╭─ Dataset excerpts

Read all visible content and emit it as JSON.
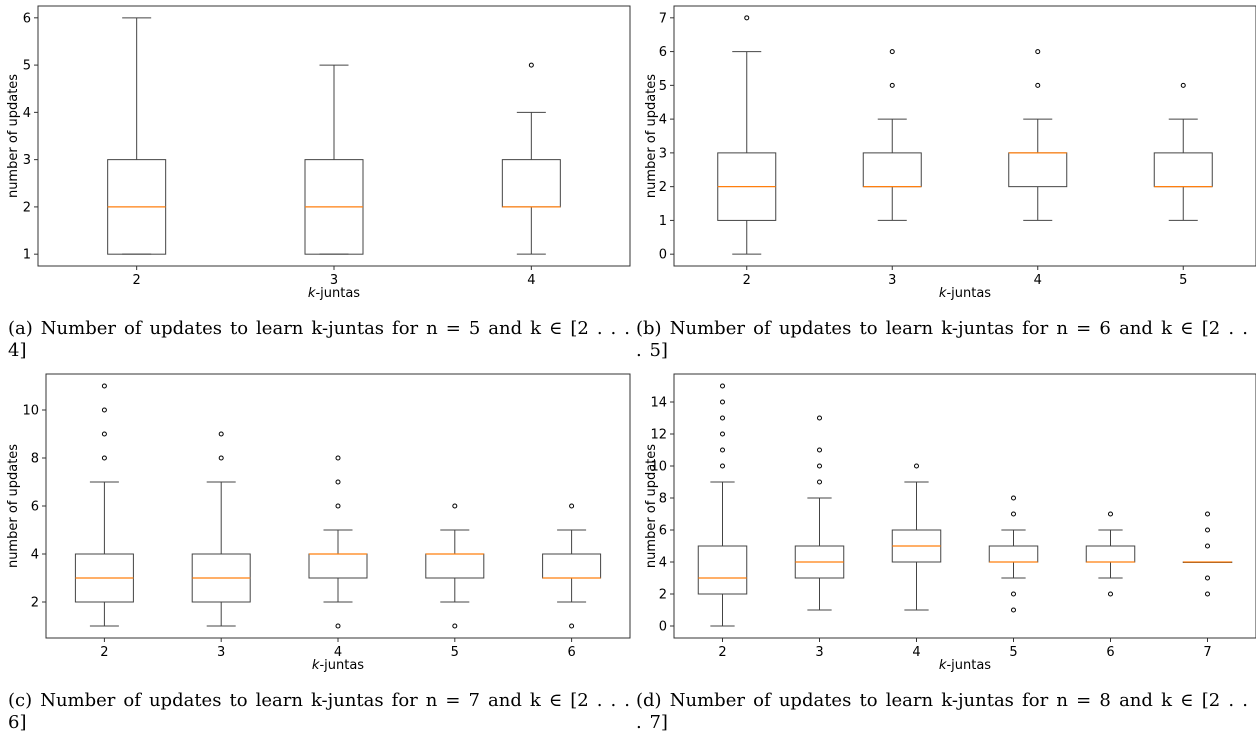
{
  "chart_data": [
    {
      "type": "box",
      "xlabel": "k-juntas",
      "ylabel": "number of updates",
      "ylim": [
        0.75,
        6.25
      ],
      "yticks": [
        1,
        2,
        3,
        4,
        5,
        6
      ],
      "categories": [
        "2",
        "3",
        "4"
      ],
      "boxes": [
        {
          "whislo": 1,
          "q1": 1,
          "med": 2,
          "q3": 3,
          "whishi": 6,
          "fliers": []
        },
        {
          "whislo": 1,
          "q1": 1,
          "med": 2,
          "q3": 3,
          "whishi": 5,
          "fliers": []
        },
        {
          "whislo": 1,
          "q1": 2,
          "med": 2,
          "q3": 3,
          "whishi": 4,
          "fliers": [
            5
          ]
        }
      ],
      "caption": {
        "label": "(a)",
        "text": "Number of updates to learn k-juntas for n = 5 and k ∈ [2 . . . 4]"
      }
    },
    {
      "type": "box",
      "xlabel": "k-juntas",
      "ylabel": "number of updates",
      "ylim": [
        -0.35,
        7.35
      ],
      "yticks": [
        0,
        1,
        2,
        3,
        4,
        5,
        6,
        7
      ],
      "categories": [
        "2",
        "3",
        "4",
        "5"
      ],
      "boxes": [
        {
          "whislo": 0,
          "q1": 1,
          "med": 2,
          "q3": 3,
          "whishi": 6,
          "fliers": [
            7
          ]
        },
        {
          "whislo": 1,
          "q1": 2,
          "med": 2,
          "q3": 3,
          "whishi": 4,
          "fliers": [
            5,
            6
          ]
        },
        {
          "whislo": 1,
          "q1": 2,
          "med": 3,
          "q3": 3,
          "whishi": 4,
          "fliers": [
            5,
            6
          ]
        },
        {
          "whislo": 1,
          "q1": 2,
          "med": 2,
          "q3": 3,
          "whishi": 4,
          "fliers": [
            5
          ]
        }
      ],
      "caption": {
        "label": "(b)",
        "text": "Number of updates to learn k-juntas for n = 6 and k ∈ [2 . . . 5]"
      }
    },
    {
      "type": "box",
      "xlabel": "k-juntas",
      "ylabel": "number of updates",
      "ylim": [
        0.5,
        11.5
      ],
      "yticks": [
        2,
        4,
        6,
        8,
        10
      ],
      "categories": [
        "2",
        "3",
        "4",
        "5",
        "6"
      ],
      "boxes": [
        {
          "whislo": 1,
          "q1": 2,
          "med": 3,
          "q3": 4,
          "whishi": 7,
          "fliers": [
            8,
            9,
            10,
            11
          ]
        },
        {
          "whislo": 1,
          "q1": 2,
          "med": 3,
          "q3": 4,
          "whishi": 7,
          "fliers": [
            8,
            9
          ]
        },
        {
          "whislo": 2,
          "q1": 3,
          "med": 4,
          "q3": 4,
          "whishi": 5,
          "fliers": [
            1,
            6,
            7,
            8
          ]
        },
        {
          "whislo": 2,
          "q1": 3,
          "med": 4,
          "q3": 4,
          "whishi": 5,
          "fliers": [
            1,
            6
          ]
        },
        {
          "whislo": 2,
          "q1": 3,
          "med": 3,
          "q3": 4,
          "whishi": 5,
          "fliers": [
            1,
            6
          ]
        }
      ],
      "caption": {
        "label": "(c)",
        "text": "Number of updates to learn k-juntas for n = 7 and k ∈ [2 . . . 6]"
      }
    },
    {
      "type": "box",
      "xlabel": "k-juntas",
      "ylabel": "number of updates",
      "ylim": [
        -0.75,
        15.75
      ],
      "yticks": [
        0,
        2,
        4,
        6,
        8,
        10,
        12,
        14
      ],
      "categories": [
        "2",
        "3",
        "4",
        "5",
        "6",
        "7"
      ],
      "boxes": [
        {
          "whislo": 0,
          "q1": 2,
          "med": 3,
          "q3": 5,
          "whishi": 9,
          "fliers": [
            10,
            11,
            12,
            13,
            14,
            15
          ]
        },
        {
          "whislo": 1,
          "q1": 3,
          "med": 4,
          "q3": 5,
          "whishi": 8,
          "fliers": [
            9,
            10,
            11,
            13
          ]
        },
        {
          "whislo": 1,
          "q1": 4,
          "med": 5,
          "q3": 6,
          "whishi": 9,
          "fliers": [
            10
          ]
        },
        {
          "whislo": 3,
          "q1": 4,
          "med": 4,
          "q3": 5,
          "whishi": 6,
          "fliers": [
            1,
            2,
            7,
            8
          ]
        },
        {
          "whislo": 3,
          "q1": 4,
          "med": 4,
          "q3": 5,
          "whishi": 6,
          "fliers": [
            2,
            7
          ]
        },
        {
          "whislo": 4,
          "q1": 4,
          "med": 4,
          "q3": 4,
          "whishi": 4,
          "fliers": [
            2,
            3,
            5,
            6,
            7
          ]
        }
      ],
      "caption": {
        "label": "(d)",
        "text": "Number of updates to learn k-juntas for n = 8 and k ∈ [2 . . . 7]"
      }
    }
  ],
  "colors": {
    "box": "#444444",
    "median": "#ff7f0e",
    "frame": "#333333",
    "text": "#000000"
  }
}
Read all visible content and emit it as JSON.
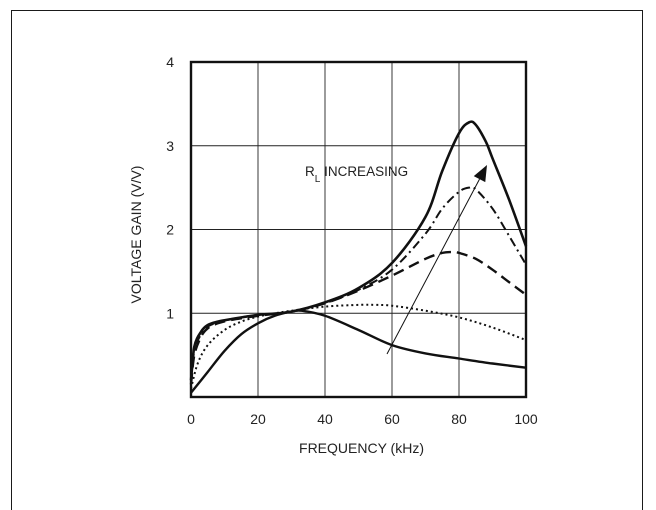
{
  "chart_data": {
    "type": "line",
    "title": "",
    "xlabel": "FREQUENCY (kHz)",
    "ylabel": "VOLTAGE GAIN (V/V)",
    "xlim": [
      0,
      100
    ],
    "ylim": [
      0,
      4
    ],
    "x_ticks": [
      0,
      20,
      40,
      60,
      80,
      100
    ],
    "y_ticks": [
      1,
      2,
      3,
      4
    ],
    "grid": true,
    "annotation": {
      "text_main": "R",
      "text_sub": "L",
      "text_rest": " INCREASING"
    },
    "series": [
      {
        "style": "solid-low",
        "x": [
          0,
          5,
          10,
          15,
          20,
          25,
          30,
          33,
          40,
          50,
          60,
          70,
          80,
          90,
          100
        ],
        "y": [
          0.05,
          0.3,
          0.55,
          0.75,
          0.88,
          0.97,
          1.02,
          1.03,
          0.97,
          0.8,
          0.62,
          0.52,
          0.46,
          0.4,
          0.35
        ]
      },
      {
        "style": "dotted",
        "x": [
          0,
          2,
          5,
          10,
          15,
          20,
          25,
          30,
          40,
          50,
          55,
          60,
          70,
          80,
          90,
          100
        ],
        "y": [
          0.1,
          0.4,
          0.62,
          0.8,
          0.9,
          0.96,
          1.0,
          1.03,
          1.08,
          1.1,
          1.1,
          1.09,
          1.03,
          0.95,
          0.83,
          0.68
        ]
      },
      {
        "style": "dashed",
        "x": [
          0,
          1,
          3,
          5,
          8,
          12,
          20,
          30,
          40,
          50,
          60,
          70,
          75,
          78,
          80,
          85,
          90,
          95,
          100
        ],
        "y": [
          0.15,
          0.5,
          0.72,
          0.82,
          0.88,
          0.92,
          0.97,
          1.02,
          1.12,
          1.27,
          1.45,
          1.65,
          1.72,
          1.73,
          1.72,
          1.65,
          1.52,
          1.37,
          1.22
        ]
      },
      {
        "style": "dash-dot",
        "x": [
          0,
          1,
          3,
          5,
          8,
          12,
          20,
          30,
          40,
          50,
          60,
          70,
          75,
          80,
          83,
          85,
          90,
          95,
          100
        ],
        "y": [
          0.18,
          0.55,
          0.75,
          0.84,
          0.89,
          0.93,
          0.98,
          1.02,
          1.12,
          1.28,
          1.52,
          1.95,
          2.25,
          2.45,
          2.5,
          2.48,
          2.25,
          1.92,
          1.58
        ]
      },
      {
        "style": "solid-high",
        "x": [
          0,
          1,
          3,
          5,
          8,
          12,
          20,
          30,
          40,
          50,
          60,
          70,
          75,
          80,
          83,
          85,
          88,
          90,
          95,
          100
        ],
        "y": [
          0.2,
          0.6,
          0.78,
          0.86,
          0.9,
          0.93,
          0.98,
          1.02,
          1.13,
          1.3,
          1.6,
          2.15,
          2.7,
          3.15,
          3.28,
          3.25,
          3.05,
          2.85,
          2.35,
          1.8
        ]
      }
    ]
  }
}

╰─

• [Task description]: From the listing above, copy out each line where the word "style" appears.

• [Solved exercise]:
        "style": "solid-low",
        "style": "dotted",
        "style": "dashed",
        "style": "dash-dot",
        "style": "solid-high",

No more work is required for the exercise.